**AIM:** Where a line in the listing contains the string "object", copy that line out.

A run of records:
-- Begin --
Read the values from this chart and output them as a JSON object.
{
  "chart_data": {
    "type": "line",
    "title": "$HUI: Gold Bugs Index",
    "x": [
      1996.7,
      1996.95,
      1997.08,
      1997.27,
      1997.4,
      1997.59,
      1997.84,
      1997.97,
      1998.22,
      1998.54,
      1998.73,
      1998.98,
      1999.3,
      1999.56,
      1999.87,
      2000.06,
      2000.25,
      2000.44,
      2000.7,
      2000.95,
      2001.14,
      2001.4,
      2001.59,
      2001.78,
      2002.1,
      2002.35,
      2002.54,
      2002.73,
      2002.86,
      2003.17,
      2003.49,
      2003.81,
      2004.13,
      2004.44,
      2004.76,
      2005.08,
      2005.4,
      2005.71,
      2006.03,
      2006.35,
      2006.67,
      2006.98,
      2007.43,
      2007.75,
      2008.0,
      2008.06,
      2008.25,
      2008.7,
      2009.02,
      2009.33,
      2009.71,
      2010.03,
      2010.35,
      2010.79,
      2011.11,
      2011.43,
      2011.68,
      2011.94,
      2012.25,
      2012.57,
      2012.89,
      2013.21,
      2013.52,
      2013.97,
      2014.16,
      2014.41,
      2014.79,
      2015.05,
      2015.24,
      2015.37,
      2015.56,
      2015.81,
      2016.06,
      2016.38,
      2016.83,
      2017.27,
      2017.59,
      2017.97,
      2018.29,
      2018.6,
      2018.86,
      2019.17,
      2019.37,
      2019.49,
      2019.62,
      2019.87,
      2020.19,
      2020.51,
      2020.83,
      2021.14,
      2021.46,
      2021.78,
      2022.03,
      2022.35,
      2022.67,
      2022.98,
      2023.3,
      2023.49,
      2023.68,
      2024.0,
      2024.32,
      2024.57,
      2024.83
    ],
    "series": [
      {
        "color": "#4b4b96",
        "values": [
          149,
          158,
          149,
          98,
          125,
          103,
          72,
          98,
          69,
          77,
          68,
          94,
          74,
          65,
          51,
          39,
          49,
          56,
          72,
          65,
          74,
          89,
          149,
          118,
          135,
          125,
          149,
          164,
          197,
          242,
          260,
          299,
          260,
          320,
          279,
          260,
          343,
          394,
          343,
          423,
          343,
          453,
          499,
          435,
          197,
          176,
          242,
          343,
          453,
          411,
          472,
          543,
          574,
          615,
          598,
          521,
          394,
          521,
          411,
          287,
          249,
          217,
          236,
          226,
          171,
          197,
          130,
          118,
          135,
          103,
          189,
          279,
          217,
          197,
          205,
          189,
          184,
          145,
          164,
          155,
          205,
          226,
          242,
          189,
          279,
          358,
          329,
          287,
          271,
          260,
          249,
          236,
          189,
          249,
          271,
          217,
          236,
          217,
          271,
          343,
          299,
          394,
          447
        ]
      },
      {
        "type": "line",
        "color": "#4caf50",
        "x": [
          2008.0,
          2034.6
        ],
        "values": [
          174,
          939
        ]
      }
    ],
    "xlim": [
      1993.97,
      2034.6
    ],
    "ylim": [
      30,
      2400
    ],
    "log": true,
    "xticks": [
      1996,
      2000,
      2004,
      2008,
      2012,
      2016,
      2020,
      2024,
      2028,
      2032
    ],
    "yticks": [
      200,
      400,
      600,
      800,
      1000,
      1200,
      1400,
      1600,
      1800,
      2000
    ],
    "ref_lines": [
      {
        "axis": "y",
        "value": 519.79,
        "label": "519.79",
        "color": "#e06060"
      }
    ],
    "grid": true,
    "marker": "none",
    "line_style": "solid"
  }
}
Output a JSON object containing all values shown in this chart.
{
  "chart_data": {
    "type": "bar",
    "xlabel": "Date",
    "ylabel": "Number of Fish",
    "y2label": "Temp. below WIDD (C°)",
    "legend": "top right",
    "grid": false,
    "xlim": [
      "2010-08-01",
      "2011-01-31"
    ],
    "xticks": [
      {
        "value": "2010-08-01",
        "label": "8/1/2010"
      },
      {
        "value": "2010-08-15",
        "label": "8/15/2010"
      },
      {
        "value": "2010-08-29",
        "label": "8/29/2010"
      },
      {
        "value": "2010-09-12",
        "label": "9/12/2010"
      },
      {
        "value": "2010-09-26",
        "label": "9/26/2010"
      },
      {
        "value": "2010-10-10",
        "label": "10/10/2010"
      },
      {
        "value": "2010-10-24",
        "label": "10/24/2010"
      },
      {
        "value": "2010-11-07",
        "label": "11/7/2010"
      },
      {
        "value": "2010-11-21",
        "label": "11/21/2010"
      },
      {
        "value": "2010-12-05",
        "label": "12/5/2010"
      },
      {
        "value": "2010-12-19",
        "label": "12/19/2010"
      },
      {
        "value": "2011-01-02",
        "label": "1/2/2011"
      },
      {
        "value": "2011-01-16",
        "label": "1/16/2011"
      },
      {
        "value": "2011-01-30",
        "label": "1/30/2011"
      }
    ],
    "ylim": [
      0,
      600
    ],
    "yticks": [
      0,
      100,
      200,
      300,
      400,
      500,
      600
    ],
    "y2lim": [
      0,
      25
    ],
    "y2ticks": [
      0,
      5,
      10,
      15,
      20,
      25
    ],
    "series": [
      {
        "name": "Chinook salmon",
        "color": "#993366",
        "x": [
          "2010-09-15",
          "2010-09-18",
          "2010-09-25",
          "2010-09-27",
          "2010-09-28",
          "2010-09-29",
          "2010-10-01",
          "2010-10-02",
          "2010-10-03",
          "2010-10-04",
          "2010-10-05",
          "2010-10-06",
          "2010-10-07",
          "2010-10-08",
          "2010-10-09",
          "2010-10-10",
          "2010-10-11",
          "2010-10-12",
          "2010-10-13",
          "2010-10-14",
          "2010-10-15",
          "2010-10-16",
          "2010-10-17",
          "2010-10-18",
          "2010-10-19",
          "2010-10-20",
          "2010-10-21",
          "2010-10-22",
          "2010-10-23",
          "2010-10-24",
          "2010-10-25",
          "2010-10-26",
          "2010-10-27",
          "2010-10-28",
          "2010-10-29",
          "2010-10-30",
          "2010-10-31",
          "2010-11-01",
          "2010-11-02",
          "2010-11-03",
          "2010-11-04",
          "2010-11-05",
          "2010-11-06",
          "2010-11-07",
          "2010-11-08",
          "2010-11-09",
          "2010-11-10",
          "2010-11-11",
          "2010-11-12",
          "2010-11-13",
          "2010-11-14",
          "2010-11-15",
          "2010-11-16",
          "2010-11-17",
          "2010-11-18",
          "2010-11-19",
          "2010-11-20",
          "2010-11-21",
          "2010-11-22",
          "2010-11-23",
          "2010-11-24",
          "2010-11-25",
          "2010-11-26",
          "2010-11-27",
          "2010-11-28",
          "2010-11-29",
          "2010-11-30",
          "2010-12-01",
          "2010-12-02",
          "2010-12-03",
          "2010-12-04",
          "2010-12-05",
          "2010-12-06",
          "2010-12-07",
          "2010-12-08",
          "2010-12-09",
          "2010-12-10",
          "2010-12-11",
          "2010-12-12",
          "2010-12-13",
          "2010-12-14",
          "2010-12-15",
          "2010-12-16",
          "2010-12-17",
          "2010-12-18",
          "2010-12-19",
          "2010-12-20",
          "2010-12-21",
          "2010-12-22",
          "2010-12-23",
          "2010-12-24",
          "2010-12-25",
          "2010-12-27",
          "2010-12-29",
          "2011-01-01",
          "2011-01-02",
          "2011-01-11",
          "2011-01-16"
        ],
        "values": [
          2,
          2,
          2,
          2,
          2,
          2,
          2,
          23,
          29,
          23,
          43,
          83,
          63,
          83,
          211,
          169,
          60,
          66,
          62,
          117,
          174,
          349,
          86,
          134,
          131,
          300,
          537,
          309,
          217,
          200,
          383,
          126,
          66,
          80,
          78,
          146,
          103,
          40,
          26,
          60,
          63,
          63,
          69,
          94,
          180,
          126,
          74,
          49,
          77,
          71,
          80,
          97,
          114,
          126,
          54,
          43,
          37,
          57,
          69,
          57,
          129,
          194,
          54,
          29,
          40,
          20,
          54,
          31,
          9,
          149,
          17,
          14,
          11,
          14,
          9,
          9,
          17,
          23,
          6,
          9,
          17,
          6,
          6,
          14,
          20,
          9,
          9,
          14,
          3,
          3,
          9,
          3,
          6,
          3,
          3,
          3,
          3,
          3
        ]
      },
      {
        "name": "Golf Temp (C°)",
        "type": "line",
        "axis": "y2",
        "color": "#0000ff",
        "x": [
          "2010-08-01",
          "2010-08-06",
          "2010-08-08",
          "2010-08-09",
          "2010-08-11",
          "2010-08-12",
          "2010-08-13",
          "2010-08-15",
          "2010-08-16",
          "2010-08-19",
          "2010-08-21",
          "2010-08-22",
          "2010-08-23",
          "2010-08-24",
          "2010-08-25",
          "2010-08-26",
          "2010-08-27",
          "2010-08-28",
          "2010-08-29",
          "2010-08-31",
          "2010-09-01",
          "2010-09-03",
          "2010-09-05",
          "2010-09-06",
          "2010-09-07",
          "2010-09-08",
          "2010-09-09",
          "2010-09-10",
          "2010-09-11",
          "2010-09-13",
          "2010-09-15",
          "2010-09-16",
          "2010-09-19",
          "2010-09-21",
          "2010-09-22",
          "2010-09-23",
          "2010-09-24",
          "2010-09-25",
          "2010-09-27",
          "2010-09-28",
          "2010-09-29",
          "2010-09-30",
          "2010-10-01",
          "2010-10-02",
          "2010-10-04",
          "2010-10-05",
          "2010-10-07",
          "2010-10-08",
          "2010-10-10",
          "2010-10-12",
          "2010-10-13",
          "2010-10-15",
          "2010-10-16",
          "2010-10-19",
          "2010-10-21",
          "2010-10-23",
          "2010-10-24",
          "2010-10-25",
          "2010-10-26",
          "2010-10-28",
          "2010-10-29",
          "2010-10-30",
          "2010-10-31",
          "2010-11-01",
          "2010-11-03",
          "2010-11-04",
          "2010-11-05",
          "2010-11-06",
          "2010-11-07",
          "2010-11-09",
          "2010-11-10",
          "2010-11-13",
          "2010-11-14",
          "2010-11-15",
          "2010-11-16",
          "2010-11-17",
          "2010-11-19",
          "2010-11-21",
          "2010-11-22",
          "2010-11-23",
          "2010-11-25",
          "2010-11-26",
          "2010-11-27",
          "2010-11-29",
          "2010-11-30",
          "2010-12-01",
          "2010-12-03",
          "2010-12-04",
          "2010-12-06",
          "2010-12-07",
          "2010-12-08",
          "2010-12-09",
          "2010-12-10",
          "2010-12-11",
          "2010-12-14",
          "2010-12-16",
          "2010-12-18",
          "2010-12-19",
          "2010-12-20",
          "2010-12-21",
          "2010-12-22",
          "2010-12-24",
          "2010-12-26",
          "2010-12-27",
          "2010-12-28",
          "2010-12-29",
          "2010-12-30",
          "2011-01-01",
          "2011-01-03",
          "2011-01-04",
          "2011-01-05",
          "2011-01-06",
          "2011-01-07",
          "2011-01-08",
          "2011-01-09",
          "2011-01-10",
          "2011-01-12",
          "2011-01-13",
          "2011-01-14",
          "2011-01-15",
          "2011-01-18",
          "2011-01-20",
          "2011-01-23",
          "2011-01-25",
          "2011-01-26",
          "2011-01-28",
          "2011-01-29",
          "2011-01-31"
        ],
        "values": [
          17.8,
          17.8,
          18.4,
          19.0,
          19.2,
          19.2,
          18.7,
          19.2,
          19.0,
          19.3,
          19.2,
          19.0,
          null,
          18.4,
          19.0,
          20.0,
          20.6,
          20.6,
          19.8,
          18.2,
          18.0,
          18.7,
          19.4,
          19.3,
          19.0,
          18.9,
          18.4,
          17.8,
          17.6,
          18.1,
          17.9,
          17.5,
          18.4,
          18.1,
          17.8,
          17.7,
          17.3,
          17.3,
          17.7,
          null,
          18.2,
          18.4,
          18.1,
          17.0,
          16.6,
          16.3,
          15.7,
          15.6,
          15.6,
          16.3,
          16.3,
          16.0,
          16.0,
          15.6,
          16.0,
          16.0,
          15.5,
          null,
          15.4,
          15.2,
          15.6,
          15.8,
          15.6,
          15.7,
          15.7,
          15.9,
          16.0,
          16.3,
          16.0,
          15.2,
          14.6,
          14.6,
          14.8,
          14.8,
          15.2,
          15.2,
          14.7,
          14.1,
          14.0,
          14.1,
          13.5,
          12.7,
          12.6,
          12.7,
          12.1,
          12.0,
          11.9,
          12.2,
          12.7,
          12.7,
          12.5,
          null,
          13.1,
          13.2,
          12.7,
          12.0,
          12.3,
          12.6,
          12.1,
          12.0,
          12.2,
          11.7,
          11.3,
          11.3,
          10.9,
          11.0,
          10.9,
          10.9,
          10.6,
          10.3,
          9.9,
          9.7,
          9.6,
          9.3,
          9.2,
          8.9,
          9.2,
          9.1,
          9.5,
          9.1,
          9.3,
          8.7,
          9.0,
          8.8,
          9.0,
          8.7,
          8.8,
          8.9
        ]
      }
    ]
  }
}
-- End --
**RESULT:**
Read the values from this chart and output them as a JSON object.
Output a JSON object containing all values shown in this chart.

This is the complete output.